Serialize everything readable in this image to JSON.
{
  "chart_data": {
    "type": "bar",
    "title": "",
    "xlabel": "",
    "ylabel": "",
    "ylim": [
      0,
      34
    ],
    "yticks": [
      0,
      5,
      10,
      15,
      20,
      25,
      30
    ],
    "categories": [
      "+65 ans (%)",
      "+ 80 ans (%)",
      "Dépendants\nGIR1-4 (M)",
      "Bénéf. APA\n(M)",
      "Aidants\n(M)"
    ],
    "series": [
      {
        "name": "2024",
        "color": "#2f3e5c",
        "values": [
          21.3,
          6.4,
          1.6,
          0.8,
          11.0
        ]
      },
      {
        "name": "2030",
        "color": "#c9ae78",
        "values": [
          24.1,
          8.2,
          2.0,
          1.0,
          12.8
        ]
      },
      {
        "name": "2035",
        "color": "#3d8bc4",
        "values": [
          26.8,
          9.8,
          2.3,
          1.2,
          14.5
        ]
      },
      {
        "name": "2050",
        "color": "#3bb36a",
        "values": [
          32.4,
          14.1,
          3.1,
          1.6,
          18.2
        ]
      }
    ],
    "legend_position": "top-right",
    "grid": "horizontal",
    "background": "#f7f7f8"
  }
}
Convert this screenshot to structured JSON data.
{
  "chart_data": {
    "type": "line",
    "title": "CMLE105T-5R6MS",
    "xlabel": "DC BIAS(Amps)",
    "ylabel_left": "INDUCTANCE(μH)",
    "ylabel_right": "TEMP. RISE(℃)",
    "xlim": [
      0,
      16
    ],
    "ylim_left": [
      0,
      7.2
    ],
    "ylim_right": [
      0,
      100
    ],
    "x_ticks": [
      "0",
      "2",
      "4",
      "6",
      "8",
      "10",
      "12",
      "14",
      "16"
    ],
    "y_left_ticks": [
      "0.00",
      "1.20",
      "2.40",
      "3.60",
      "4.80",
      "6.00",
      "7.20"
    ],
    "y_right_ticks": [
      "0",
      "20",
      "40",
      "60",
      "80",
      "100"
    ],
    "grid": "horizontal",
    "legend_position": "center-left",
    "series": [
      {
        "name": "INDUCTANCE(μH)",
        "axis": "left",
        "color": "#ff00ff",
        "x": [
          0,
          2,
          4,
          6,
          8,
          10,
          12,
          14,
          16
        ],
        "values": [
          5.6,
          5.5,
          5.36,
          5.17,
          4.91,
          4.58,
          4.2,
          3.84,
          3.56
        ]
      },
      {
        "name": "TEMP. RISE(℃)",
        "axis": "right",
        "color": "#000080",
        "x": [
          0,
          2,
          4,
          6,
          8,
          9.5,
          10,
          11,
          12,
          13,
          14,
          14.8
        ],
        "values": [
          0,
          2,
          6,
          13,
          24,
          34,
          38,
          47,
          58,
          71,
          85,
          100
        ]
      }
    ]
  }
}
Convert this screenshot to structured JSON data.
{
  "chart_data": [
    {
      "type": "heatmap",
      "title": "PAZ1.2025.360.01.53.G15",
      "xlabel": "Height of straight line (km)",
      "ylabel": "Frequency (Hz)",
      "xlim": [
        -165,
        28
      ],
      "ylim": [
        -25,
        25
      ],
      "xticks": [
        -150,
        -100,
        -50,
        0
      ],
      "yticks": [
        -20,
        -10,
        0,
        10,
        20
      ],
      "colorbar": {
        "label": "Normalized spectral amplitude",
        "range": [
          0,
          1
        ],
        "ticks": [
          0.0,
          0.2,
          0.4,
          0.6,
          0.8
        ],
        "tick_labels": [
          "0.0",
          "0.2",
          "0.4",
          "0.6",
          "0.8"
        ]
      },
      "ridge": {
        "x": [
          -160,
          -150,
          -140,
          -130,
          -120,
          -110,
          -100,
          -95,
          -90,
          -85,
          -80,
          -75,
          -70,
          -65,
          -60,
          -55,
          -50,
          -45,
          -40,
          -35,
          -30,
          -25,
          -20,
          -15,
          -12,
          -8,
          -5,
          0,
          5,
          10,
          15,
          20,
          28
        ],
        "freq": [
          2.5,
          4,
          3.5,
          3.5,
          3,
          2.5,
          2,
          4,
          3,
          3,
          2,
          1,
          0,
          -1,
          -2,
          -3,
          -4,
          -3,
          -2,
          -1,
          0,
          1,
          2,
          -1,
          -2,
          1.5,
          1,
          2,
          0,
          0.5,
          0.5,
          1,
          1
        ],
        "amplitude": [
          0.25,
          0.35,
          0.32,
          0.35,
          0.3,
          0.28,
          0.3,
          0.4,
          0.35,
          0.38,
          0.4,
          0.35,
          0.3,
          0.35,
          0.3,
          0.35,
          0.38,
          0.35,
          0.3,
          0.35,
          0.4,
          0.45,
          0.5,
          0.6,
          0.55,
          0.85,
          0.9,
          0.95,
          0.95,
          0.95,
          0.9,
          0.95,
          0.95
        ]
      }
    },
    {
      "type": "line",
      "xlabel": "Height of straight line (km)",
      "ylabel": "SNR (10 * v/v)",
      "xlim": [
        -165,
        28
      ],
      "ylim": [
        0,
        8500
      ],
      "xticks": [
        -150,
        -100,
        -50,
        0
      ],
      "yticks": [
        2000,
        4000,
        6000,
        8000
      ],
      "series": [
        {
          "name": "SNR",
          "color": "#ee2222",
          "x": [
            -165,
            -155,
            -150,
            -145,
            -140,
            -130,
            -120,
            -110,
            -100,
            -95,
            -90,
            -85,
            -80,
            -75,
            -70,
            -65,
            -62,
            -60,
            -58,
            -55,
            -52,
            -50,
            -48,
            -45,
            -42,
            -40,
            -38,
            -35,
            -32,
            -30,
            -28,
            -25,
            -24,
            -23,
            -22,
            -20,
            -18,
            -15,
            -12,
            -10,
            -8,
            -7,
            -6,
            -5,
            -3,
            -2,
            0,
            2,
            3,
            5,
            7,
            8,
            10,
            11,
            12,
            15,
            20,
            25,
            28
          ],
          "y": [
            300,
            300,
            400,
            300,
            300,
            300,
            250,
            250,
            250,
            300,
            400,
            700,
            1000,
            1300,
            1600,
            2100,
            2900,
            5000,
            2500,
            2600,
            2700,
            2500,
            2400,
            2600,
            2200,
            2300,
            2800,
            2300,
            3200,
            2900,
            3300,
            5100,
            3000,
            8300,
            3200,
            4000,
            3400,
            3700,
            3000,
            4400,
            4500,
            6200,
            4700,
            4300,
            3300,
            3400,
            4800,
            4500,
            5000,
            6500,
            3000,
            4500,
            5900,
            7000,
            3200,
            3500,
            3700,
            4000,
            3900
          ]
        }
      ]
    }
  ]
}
------------------------------------------------
Copy all the records above exactly, missing none.

- [Output of the task]:
Serialize everything readable in this image to JSON.
{
  "chart_data": {
    "type": "bar",
    "title": "",
    "xlabel": "",
    "ylabel": "",
    "ylim": [
      0,
      34
    ],
    "yticks": [
      0,
      5,
      10,
      15,
      20,
      25,
      30
    ],
    "categories": [
      "+65 ans (%)",
      "+ 80 ans (%)",
      "Dépendants\nGIR1-4 (M)",
      "Bénéf. APA\n(M)",
      "Aidants\n(M)"
    ],
    "series": [
      {
        "name": "2024",
        "color": "#2f3e5c",
        "values": [
          21.3,
          6.4,
          1.6,
          0.8,
          11.0
        ]
      },
      {
        "name": "2030",
        "color": "#c9ae78",
        "values": [
          24.1,
          8.2,
          2.0,
          1.0,
          12.8
        ]
      },
      {
        "name": "2035",
        "color": "#3d8bc4",
        "values": [
          26.8,
          9.8,
          2.3,
          1.2,
          14.5
        ]
      },
      {
        "name": "2050",
        "color": "#3bb36a",
        "values": [
          32.4,
          14.1,
          3.1,
          1.6,
          18.2
        ]
      }
    ],
    "legend_position": "top-right",
    "grid": "horizontal",
    "background": "#f7f7f8"
  }
}
Convert this screenshot to structured JSON data.
{
  "chart_data": {
    "type": "line",
    "title": "CMLE105T-5R6MS",
    "xlabel": "DC BIAS(Amps)",
    "ylabel_left": "INDUCTANCE(μH)",
    "ylabel_right": "TEMP. RISE(℃)",
    "xlim": [
      0,
      16
    ],
    "ylim_left": [
      0,
      7.2
    ],
    "ylim_right": [
      0,
      100
    ],
    "x_ticks": [
      "0",
      "2",
      "4",
      "6",
      "8",
      "10",
      "12",
      "14",
      "16"
    ],
    "y_left_ticks": [
      "0.00",
      "1.20",
      "2.40",
      "3.60",
      "4.80",
      "6.00",
      "7.20"
    ],
    "y_right_ticks": [
      "0",
      "20",
      "40",
      "60",
      "80",
      "100"
    ],
    "grid": "horizontal",
    "legend_position": "center-left",
    "series": [
      {
        "name": "INDUCTANCE(μH)",
        "axis": "left",
        "color": "#ff00ff",
        "x": [
          0,
          2,
          4,
          6,
          8,
          10,
          12,
          14,
          16
        ],
        "values": [
          5.6,
          5.5,
          5.36,
          5.17,
          4.91,
          4.58,
          4.2,
          3.84,
          3.56
        ]
      },
      {
        "name": "TEMP. RISE(℃)",
        "axis": "right",
        "color": "#000080",
        "x": [
          0,
          2,
          4,
          6,
          8,
          9.5,
          10,
          11,
          12,
          13,
          14,
          14.8
        ],
        "values": [
          0,
          2,
          6,
          13,
          24,
          34,
          38,
          47,
          58,
          71,
          85,
          100
        ]
      }
    ]
  }
}
Convert this screenshot to structured JSON data.
{
  "chart_data": [
    {
      "type": "heatmap",
      "title": "PAZ1.2025.360.01.53.G15",
      "xlabel": "Height of straight line (km)",
      "ylabel": "Frequency (Hz)",
      "xlim": [
        -165,
        28
      ],
      "ylim": [
        -25,
        25
      ],
      "xticks": [
        -150,
        -100,
        -50,
        0
      ],
      "yticks": [
        -20,
        -10,
        0,
        10,
        20
      ],
      "colorbar": {
        "label": "Normalized spectral amplitude",
        "range": [
          0,
          1
        ],
        "ticks": [
          0.0,
          0.2,
          0.4,
          0.6,
          0.8
        ],
        "tick_labels": [
          "0.0",
          "0.2",
          "0.4",
          "0.6",
          "0.8"
        ]
      },
      "ridge": {
        "x": [
          -160,
          -150,
          -140,
          -130,
          -120,
          -110,
          -100,
          -95,
          -90,
          -85,
          -80,
          -75,
          -70,
          -65,
          -60,
          -55,
          -50,
          -45,
          -40,
          -35,
          -30,
          -25,
          -20,
          -15,
          -12,
          -8,
          -5,
          0,
          5,
          10,
          15,
          20,
          28
        ],
        "freq": [
          2.5,
          4,
          3.5,
          3.5,
          3,
          2.5,
          2,
          4,
          3,
          3,
          2,
          1,
          0,
          -1,
          -2,
          -3,
          -4,
          -3,
          -2,
          -1,
          0,
          1,
          2,
          -1,
          -2,
          1.5,
          1,
          2,
          0,
          0.5,
          0.5,
          1,
          1
        ],
        "amplitude": [
          0.25,
          0.35,
          0.32,
          0.35,
          0.3,
          0.28,
          0.3,
          0.4,
          0.35,
          0.38,
          0.4,
          0.35,
          0.3,
          0.35,
          0.3,
          0.35,
          0.38,
          0.35,
          0.3,
          0.35,
          0.4,
          0.45,
          0.5,
          0.6,
          0.55,
          0.85,
          0.9,
          0.95,
          0.95,
          0.95,
          0.9,
          0.95,
          0.95
        ]
      }
    },
    {
      "type": "line",
      "xlabel": "Height of straight line (km)",
      "ylabel": "SNR (10 * v/v)",
      "xlim": [
        -165,
        28
      ],
      "ylim": [
        0,
        8500
      ],
      "xticks": [
        -150,
        -100,
        -50,
        0
      ],
      "yticks": [
        2000,
        4000,
        6000,
        8000
      ],
      "series": [
        {
          "name": "SNR",
          "color": "#ee2222",
          "x": [
            -165,
            -155,
            -150,
            -145,
            -140,
            -130,
            -120,
            -110,
            -100,
            -95,
            -90,
            -85,
            -80,
            -75,
            -70,
            -65,
            -62,
            -60,
            -58,
            -55,
            -52,
            -50,
            -48,
            -45,
            -42,
            -40,
            -38,
            -35,
            -32,
            -30,
            -28,
            -25,
            -24,
            -23,
            -22,
            -20,
            -18,
            -15,
            -12,
            -10,
            -8,
            -7,
            -6,
            -5,
            -3,
            -2,
            0,
            2,
            3,
            5,
            7,
            8,
            10,
            11,
            12,
            15,
            20,
            25,
            28
          ],
          "y": [
            300,
            300,
            400,
            300,
            300,
            300,
            250,
            250,
            250,
            300,
            400,
            700,
            1000,
            1300,
            1600,
            2100,
            2900,
            5000,
            2500,
            2600,
            2700,
            2500,
            2400,
            2600,
            2200,
            2300,
            2800,
            2300,
            3200,
            2900,
            3300,
            5100,
            3000,
            8300,
            3200,
            4000,
            3400,
            3700,
            3000,
            4400,
            4500,
            6200,
            4700,
            4300,
            3300,
            3400,
            4800,
            4500,
            5000,
            6500,
            3000,
            4500,
            5900,
            7000,
            3200,
            3500,
            3700,
            4000,
            3900
          ]
        }
      ]
    }
  ]
}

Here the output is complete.